> Instruction: Go through the listing below and gather every line with the word "label".

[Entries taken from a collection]
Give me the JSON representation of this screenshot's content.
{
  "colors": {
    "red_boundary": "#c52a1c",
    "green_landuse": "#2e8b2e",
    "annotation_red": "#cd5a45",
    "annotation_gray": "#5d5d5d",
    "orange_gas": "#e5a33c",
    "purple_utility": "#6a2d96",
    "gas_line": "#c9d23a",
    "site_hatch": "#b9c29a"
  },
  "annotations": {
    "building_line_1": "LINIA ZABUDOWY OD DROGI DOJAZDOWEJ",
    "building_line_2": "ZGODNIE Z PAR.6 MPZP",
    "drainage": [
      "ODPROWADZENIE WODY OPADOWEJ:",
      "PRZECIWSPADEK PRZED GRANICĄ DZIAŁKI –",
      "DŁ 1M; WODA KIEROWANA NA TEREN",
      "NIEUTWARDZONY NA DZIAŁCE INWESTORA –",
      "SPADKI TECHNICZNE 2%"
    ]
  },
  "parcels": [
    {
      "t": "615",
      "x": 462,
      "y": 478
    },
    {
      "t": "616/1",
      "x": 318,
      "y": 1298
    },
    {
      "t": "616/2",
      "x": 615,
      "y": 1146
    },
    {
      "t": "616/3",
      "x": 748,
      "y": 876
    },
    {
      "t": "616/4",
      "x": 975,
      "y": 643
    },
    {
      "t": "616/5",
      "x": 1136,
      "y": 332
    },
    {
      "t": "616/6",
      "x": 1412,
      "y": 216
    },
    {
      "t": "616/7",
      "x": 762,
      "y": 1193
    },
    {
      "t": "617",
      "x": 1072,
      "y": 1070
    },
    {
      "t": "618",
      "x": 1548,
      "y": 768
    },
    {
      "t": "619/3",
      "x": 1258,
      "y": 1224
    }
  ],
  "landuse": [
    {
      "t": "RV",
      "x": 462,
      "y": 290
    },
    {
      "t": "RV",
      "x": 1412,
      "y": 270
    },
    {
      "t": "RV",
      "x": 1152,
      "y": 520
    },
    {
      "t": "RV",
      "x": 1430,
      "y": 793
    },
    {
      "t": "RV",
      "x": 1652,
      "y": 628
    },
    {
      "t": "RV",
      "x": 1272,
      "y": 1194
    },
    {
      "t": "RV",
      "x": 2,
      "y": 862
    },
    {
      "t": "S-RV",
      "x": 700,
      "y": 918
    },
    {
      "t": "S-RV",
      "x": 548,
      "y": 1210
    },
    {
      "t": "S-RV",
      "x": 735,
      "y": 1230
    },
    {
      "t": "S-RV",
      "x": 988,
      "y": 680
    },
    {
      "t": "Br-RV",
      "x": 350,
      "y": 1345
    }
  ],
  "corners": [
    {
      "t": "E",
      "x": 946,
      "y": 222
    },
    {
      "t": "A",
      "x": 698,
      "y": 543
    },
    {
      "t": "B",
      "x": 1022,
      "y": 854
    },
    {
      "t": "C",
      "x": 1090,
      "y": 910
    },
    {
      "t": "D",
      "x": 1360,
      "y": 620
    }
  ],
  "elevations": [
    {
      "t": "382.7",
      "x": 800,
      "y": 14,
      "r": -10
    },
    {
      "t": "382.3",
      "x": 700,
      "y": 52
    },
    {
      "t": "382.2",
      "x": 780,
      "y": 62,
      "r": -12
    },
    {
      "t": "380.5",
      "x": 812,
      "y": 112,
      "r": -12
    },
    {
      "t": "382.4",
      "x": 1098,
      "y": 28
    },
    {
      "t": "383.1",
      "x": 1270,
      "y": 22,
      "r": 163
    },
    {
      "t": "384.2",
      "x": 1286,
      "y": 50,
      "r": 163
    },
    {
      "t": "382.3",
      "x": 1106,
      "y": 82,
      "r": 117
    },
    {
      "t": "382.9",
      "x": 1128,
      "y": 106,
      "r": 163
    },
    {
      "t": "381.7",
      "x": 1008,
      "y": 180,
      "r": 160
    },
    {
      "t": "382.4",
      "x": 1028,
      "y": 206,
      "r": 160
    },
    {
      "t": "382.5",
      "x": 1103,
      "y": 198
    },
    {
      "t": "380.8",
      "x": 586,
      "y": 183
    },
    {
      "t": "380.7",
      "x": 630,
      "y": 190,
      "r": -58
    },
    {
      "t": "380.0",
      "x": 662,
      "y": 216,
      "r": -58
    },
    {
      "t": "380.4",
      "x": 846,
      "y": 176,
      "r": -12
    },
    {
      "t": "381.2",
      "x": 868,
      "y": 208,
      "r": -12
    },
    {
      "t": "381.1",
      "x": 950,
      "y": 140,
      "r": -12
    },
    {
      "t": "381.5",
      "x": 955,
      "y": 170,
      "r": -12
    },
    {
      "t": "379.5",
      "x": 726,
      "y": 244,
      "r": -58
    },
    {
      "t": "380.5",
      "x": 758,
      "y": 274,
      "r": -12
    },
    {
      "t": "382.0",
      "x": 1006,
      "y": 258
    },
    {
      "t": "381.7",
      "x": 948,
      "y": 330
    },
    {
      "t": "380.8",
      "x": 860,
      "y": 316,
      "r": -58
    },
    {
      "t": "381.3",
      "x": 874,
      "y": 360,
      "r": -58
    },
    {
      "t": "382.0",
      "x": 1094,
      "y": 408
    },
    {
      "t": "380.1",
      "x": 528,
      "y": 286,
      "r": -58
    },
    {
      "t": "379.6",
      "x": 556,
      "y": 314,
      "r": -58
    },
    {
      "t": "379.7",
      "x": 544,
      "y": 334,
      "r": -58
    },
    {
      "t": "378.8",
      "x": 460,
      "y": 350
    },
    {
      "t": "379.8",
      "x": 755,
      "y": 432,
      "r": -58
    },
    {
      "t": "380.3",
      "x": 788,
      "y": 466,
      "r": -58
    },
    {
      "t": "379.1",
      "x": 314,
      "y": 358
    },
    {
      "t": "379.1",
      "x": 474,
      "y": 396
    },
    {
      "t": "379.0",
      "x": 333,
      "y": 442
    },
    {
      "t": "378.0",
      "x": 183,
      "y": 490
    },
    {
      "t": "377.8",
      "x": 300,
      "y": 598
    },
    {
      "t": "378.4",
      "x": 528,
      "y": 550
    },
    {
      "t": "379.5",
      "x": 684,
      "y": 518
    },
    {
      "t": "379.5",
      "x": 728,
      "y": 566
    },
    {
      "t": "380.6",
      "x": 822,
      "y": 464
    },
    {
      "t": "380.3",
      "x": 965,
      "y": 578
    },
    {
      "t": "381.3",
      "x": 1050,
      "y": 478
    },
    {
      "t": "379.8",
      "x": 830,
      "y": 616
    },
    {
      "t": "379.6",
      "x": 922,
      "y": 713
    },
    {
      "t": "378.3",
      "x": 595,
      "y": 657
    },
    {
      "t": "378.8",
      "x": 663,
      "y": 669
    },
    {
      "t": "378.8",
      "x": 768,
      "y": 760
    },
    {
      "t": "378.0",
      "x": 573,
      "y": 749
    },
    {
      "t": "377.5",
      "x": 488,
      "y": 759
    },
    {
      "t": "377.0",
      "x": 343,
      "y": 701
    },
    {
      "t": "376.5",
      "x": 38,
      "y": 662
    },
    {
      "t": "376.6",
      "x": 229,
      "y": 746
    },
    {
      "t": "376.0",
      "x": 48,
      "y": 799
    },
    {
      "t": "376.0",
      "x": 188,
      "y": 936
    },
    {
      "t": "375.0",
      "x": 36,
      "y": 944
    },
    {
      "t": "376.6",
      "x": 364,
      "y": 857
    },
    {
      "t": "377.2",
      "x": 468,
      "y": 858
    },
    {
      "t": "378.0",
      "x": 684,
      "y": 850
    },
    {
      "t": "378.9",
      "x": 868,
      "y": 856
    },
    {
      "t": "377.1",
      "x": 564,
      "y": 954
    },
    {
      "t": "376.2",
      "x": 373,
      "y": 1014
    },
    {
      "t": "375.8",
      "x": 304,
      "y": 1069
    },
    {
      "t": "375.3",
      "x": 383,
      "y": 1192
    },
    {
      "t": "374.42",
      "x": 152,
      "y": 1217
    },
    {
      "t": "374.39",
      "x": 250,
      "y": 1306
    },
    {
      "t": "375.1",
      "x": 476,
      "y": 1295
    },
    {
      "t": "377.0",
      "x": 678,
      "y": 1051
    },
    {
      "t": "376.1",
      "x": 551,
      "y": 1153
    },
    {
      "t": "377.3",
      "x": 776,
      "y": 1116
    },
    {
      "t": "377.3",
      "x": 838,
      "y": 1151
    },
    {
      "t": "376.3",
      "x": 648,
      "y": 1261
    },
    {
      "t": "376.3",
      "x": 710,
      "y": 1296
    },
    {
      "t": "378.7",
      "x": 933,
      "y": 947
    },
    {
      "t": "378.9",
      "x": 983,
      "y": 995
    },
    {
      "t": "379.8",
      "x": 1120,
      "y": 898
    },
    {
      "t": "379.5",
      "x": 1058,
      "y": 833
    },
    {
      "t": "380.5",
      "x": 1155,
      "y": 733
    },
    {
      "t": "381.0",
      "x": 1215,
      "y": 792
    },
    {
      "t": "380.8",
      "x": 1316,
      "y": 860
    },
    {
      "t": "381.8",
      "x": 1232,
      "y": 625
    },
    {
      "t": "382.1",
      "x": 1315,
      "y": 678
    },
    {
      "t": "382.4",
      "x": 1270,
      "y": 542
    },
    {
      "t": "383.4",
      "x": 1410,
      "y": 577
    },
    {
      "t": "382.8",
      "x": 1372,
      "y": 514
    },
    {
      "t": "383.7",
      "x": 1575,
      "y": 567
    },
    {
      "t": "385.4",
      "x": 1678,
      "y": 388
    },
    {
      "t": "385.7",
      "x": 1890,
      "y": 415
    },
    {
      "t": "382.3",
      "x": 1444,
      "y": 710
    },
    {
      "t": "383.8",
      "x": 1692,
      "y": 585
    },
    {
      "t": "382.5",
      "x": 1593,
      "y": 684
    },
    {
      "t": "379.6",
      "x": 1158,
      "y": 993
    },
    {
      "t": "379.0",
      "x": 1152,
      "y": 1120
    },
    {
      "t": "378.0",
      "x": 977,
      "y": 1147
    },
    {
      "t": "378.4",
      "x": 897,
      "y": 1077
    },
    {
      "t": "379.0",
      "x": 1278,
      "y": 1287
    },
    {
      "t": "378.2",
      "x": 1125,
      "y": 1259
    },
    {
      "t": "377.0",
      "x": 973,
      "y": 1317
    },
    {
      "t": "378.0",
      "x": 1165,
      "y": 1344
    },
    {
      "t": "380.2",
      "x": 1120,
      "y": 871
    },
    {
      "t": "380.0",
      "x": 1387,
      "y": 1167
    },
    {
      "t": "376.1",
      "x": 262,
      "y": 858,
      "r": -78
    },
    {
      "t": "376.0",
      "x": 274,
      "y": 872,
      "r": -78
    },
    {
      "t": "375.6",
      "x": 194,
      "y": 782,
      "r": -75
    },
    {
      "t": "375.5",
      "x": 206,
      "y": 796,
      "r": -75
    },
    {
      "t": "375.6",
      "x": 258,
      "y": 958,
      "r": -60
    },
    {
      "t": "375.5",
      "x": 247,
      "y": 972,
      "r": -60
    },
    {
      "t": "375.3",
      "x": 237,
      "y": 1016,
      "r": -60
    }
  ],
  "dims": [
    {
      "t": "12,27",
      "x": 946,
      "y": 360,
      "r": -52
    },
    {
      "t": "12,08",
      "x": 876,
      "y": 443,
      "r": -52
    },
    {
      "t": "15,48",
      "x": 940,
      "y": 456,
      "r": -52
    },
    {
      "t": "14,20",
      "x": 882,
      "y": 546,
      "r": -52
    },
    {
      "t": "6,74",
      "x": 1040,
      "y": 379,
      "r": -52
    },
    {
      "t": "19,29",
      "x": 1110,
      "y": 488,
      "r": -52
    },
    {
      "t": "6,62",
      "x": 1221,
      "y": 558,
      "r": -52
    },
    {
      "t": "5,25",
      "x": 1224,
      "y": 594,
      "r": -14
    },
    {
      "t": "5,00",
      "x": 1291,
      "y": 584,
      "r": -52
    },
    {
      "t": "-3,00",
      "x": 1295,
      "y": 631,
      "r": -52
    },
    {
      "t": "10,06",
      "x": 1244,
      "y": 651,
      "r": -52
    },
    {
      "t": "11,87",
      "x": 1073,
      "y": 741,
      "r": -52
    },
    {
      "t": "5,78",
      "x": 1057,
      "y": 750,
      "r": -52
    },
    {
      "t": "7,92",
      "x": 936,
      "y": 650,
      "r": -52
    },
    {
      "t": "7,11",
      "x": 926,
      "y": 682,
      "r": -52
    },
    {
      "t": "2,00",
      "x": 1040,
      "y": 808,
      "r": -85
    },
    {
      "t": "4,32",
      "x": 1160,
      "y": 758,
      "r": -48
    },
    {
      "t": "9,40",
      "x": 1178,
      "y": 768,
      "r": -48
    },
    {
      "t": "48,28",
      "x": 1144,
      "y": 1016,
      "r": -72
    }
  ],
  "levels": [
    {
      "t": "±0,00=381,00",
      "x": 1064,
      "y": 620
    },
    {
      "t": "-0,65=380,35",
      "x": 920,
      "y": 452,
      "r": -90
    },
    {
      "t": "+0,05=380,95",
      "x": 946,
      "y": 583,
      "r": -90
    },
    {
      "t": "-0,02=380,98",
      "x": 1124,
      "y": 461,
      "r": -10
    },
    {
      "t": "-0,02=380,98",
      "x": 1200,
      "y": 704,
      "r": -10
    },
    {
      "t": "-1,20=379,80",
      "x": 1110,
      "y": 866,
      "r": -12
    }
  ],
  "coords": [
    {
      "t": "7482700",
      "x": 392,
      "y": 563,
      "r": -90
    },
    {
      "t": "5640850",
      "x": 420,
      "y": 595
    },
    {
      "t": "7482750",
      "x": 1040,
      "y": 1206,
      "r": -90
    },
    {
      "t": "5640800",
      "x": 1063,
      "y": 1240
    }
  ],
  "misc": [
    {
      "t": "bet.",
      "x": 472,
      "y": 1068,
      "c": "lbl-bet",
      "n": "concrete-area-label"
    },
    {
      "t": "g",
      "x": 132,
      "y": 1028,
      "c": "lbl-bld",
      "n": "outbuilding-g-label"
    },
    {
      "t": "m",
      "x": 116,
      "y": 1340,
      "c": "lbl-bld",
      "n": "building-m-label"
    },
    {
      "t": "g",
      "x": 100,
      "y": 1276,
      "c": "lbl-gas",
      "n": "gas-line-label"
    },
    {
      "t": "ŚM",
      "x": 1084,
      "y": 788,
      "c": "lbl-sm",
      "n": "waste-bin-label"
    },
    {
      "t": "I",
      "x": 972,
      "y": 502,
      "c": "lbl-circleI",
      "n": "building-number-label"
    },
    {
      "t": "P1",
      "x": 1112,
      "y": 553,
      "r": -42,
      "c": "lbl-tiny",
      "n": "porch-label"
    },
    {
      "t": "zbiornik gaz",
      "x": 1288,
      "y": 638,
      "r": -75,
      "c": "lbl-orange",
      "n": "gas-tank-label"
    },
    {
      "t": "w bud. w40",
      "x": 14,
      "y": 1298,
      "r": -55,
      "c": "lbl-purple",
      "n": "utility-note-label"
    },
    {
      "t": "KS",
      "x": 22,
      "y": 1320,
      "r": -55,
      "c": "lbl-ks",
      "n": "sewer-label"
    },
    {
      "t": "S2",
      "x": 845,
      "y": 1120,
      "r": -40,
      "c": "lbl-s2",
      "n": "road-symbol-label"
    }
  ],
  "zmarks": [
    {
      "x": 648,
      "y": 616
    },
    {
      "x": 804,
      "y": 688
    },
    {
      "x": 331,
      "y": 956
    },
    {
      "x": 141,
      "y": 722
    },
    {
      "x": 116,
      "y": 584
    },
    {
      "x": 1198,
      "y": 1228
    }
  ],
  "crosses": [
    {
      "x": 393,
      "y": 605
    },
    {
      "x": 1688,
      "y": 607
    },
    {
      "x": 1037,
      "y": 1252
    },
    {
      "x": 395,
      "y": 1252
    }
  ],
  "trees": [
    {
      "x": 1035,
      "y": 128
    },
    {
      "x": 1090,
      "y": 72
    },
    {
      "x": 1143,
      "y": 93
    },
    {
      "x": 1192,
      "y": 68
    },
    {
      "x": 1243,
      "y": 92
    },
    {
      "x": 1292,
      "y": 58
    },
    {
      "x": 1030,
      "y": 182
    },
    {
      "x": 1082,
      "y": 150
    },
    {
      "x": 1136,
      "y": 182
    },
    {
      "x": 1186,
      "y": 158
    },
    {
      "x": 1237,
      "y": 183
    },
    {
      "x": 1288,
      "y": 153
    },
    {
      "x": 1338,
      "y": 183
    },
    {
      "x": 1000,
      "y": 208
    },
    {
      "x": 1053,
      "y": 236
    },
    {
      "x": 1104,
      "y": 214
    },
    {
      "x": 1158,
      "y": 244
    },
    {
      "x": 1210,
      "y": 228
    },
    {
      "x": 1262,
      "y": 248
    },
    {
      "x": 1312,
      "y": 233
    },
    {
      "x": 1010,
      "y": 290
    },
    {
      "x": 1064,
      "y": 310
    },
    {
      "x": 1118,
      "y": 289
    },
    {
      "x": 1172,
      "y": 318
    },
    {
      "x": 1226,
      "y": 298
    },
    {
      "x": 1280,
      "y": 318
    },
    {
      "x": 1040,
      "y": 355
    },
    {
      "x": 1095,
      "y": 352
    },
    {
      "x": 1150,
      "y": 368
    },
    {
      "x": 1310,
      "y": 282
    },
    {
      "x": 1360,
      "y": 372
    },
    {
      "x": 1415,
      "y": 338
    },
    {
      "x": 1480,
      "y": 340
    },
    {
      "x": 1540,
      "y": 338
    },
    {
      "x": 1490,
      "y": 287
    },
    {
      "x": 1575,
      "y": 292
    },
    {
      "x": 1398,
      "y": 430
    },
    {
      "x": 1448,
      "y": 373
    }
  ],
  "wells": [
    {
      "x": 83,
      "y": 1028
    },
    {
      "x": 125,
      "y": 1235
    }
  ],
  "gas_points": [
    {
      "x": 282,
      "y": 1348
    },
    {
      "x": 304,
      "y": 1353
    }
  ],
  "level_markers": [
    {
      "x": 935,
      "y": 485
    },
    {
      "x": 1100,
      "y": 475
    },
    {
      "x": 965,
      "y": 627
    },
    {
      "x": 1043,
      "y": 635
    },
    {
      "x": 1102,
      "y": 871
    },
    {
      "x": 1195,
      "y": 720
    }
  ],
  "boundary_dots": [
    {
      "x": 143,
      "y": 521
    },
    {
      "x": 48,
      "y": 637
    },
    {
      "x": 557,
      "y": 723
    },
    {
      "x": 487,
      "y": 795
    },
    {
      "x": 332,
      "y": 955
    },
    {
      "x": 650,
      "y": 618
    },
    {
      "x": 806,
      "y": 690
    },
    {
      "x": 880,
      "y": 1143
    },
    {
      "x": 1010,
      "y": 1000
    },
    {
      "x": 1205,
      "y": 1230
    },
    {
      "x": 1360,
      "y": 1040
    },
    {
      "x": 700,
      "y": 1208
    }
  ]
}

> Task output:
      "n": "concrete-area-label"
      "n": "outbuilding-g-label"
      "n": "building-m-label"
      "n": "gas-line-label"
      "n": "waste-bin-label"
      "n": "building-number-label"
      "n": "porch-label"
      "n": "gas-tank-label"
      "n": "utility-note-label"
      "n": "sewer-label"
      "n": "road-symbol-label"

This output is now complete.